WHAT THE TASK REQUIRES = Output the lines of every entry below as a numbered list, leaving out any blank lines.

DATA IN THIS EXERCISE =
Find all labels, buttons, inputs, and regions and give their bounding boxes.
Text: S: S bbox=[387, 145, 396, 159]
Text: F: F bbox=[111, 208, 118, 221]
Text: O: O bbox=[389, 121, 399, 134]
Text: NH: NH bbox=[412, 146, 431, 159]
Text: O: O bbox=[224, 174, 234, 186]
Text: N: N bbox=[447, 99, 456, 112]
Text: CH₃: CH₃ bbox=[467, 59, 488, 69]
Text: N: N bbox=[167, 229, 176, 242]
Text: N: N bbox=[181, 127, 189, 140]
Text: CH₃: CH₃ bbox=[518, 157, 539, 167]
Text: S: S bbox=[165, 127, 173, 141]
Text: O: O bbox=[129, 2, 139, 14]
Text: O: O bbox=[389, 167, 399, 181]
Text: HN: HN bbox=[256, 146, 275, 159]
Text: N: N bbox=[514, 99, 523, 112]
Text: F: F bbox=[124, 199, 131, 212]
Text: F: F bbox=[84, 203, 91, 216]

REPLY TO THE EXERCISE =
1. Find all labels, buttons, inputs, and regions and give their bounding boxes.
2. Text: S: S bbox=[387, 145, 396, 159]
3. Text: F: F bbox=[111, 208, 118, 221]
4. Text: O: O bbox=[389, 121, 399, 134]
5. Text: NH: NH bbox=[412, 146, 431, 159]
6. Text: O: O bbox=[224, 174, 234, 186]
7. Text: N: N bbox=[447, 99, 456, 112]
8. Text: CH₃: CH₃ bbox=[467, 59, 488, 69]
9. Text: N: N bbox=[167, 229, 176, 242]
10. Text: N: N bbox=[181, 127, 189, 140]
11. Text: CH₃: CH₃ bbox=[518, 157, 539, 167]
12. Text: S: S bbox=[165, 127, 173, 141]
13. Text: O: O bbox=[129, 2, 139, 14]
14. Text: O: O bbox=[389, 167, 399, 181]
15. Text: HN: HN bbox=[256, 146, 275, 159]
16. Text: N: N bbox=[514, 99, 523, 112]
17. Text: F: F bbox=[124, 199, 131, 212]
18. Text: F: F bbox=[84, 203, 91, 216]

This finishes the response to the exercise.